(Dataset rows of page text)
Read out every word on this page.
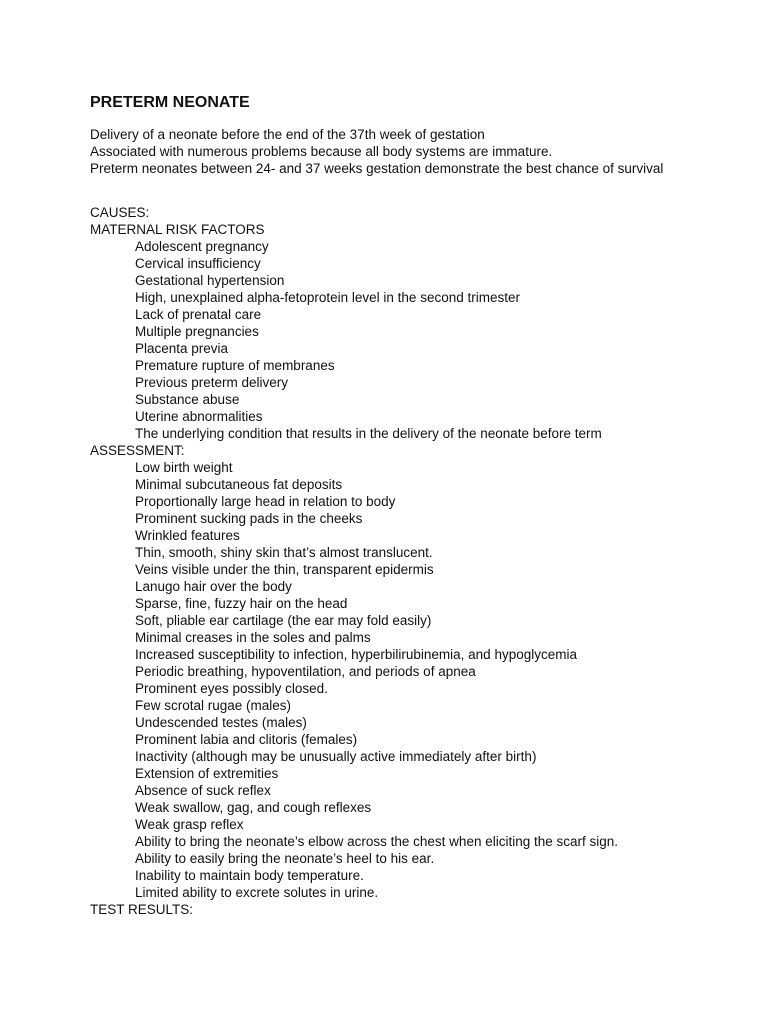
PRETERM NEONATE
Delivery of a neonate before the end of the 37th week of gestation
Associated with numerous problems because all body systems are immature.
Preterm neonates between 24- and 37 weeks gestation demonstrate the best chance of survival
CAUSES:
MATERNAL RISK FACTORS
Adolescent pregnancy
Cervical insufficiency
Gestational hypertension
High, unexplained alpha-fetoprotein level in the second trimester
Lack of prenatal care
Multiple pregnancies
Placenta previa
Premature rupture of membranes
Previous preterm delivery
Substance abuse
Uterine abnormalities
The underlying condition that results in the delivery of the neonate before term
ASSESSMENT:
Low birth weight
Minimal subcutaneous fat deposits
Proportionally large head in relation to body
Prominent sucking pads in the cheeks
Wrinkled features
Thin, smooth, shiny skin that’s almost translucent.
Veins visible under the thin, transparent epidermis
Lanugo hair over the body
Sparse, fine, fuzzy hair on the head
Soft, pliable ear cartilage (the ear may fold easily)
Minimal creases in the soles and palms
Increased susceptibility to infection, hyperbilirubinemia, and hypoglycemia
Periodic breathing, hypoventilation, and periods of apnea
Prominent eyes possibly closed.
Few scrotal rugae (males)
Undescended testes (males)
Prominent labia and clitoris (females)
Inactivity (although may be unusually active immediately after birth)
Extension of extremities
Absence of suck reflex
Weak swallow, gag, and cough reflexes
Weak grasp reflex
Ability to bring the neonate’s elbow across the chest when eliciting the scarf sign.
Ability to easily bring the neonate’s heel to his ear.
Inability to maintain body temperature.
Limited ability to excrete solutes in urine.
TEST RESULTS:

-- Problem --
Which of the lines above hold the string "that"? Copy each one.

-- Response area --
The underlying condition that results in the delivery of the neonate before term
Thin, smooth, shiny skin that’s almost translucent.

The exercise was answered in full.